* Stated problem *
Nothing should be left out: output all of the entries exactly.

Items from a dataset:
+++

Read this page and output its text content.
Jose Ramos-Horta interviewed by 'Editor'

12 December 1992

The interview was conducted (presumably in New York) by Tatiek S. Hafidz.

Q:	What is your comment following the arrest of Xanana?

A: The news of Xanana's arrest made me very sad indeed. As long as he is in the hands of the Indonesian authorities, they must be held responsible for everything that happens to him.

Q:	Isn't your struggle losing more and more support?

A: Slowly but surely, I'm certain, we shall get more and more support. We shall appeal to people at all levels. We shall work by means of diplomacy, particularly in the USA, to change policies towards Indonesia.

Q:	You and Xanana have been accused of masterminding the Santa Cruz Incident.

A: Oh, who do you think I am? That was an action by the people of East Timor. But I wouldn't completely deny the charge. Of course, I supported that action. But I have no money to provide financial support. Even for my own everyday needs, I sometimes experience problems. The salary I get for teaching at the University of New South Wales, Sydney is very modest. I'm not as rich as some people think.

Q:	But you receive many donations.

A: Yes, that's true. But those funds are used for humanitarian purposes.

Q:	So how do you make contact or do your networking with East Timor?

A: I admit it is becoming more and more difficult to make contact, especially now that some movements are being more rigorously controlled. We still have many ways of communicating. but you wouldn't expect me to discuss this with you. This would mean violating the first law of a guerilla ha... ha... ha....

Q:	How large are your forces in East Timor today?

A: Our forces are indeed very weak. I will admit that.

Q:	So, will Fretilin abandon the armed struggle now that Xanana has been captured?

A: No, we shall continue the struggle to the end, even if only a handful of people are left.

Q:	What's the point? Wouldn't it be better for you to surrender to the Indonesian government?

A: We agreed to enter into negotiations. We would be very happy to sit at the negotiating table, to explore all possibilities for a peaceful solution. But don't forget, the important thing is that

+++

* Result of the exercise *
Read this page and output its text content.
Jose Ramos-Horta interviewed by 'Editor'

12 December 1992

The interview was conducted (presumably in New York) by Tatiek S. Hafidz.

Q:	What is your comment following the arrest of Xanana?

A: The news of Xanana's arrest made me very sad indeed. As long as he is in the hands of the Indonesian authorities, they must be held responsible for everything that happens to him.

Q:	Isn't your struggle losing more and more support?

A: Slowly but surely, I'm certain, we shall get more and more support. We shall appeal to people at all levels. We shall work by means of diplomacy, particularly in the USA, to change policies towards Indonesia.

Q:	You and Xanana have been accused of masterminding the Santa Cruz Incident.

A: Oh, who do you think I am? That was an action by the people of East Timor. But I wouldn't completely deny the charge. Of course, I supported that action. But I have no money to provide financial support. Even for my own everyday needs, I sometimes experience problems. The salary I get for teaching at the University of New South Wales, Sydney is very modest. I'm not as rich as some people think.

Q:	But you receive many donations.

A: Yes, that's true. But those funds are used for humanitarian purposes.

Q:	So how do you make contact or do your networking with East Timor?

A: I admit it is becoming more and more difficult to make contact, especially now that some movements are being more rigorously controlled. We still have many ways of communicating. but you wouldn't expect me to discuss this with you. This would mean violating the first law of a guerilla ha... ha... ha....

Q:	How large are your forces in East Timor today?

A: Our forces are indeed very weak. I will admit that.

Q:	So, will Fretilin abandon the armed struggle now that Xanana has been captured?

A: No, we shall continue the struggle to the end, even if only a handful of people are left.

Q:	What's the point? Wouldn't it be better for you to surrender to the Indonesian government?

A: We agreed to enter into negotiations. We would be very happy to sit at the negotiating table, to explore all possibilities for a peaceful solution. But don't forget, the important thing is that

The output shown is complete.